- **Do this**:
Reproduce the material exactly, omitting nothing.

Lines of data

-------------------------

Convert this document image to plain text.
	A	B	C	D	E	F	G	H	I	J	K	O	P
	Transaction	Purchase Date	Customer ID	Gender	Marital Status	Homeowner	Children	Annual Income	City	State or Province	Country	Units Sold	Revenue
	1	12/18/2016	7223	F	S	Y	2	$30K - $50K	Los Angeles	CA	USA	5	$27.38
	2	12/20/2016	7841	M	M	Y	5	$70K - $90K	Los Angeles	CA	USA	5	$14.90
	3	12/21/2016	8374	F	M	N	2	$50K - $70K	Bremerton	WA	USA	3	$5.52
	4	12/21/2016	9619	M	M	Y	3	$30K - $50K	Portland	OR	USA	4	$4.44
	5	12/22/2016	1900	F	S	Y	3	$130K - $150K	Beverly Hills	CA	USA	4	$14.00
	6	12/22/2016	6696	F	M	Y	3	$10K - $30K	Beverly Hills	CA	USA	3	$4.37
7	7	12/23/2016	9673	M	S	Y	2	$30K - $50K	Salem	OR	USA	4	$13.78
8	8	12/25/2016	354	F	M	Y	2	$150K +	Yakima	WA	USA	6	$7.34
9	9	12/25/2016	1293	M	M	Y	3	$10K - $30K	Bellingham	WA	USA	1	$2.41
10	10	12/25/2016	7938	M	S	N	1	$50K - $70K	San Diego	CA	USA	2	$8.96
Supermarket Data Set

-------------------------

- **Exercise solution**:
Convert this document image to plain text.
	A	B	C	D	E	F	G	H	I	J	K	O	P
	Transaction	Purchase Date	Customer ID	Gender	Marital Status	Homeowner	Children	Annual Income	City	State or Province	Country	Units Sold	Revenue
	1	12/18/2016	7223	F	S	Y	2	$30K - $50K	Los Angeles	CA	USA	5	$27.38
	2	12/20/2016	7841	M	M	Y	5	$70K - $90K	Los Angeles	CA	USA	5	$14.90
	3	12/21/2016	8374	F	M	N	2	$50K - $70K	Bremerton	WA	USA	3	$5.52
	4	12/21/2016	9619	M	M	Y	3	$30K - $50K	Portland	OR	USA	4	$4.44
	5	12/22/2016	1900	F	S	Y	3	$130K - $150K	Beverly Hills	CA	USA	4	$14.00
	6	12/22/2016	6696	F	M	Y	3	$10K - $30K	Beverly Hills	CA	USA	3	$4.37
7	7	12/23/2016	9673	M	S	Y	2	$30K - $50K	Salem	OR	USA	4	$13.78
8	8	12/25/2016	354	F	M	Y	2	$150K +	Yakima	WA	USA	6	$7.34
9	9	12/25/2016	1293	M	M	Y	3	$10K - $30K	Bellingham	WA	USA	1	$2.41
10	10	12/25/2016	7938	M	S	N	1	$50K - $70K	San Diego	CA	USA	2	$8.96
Supermarket Data Set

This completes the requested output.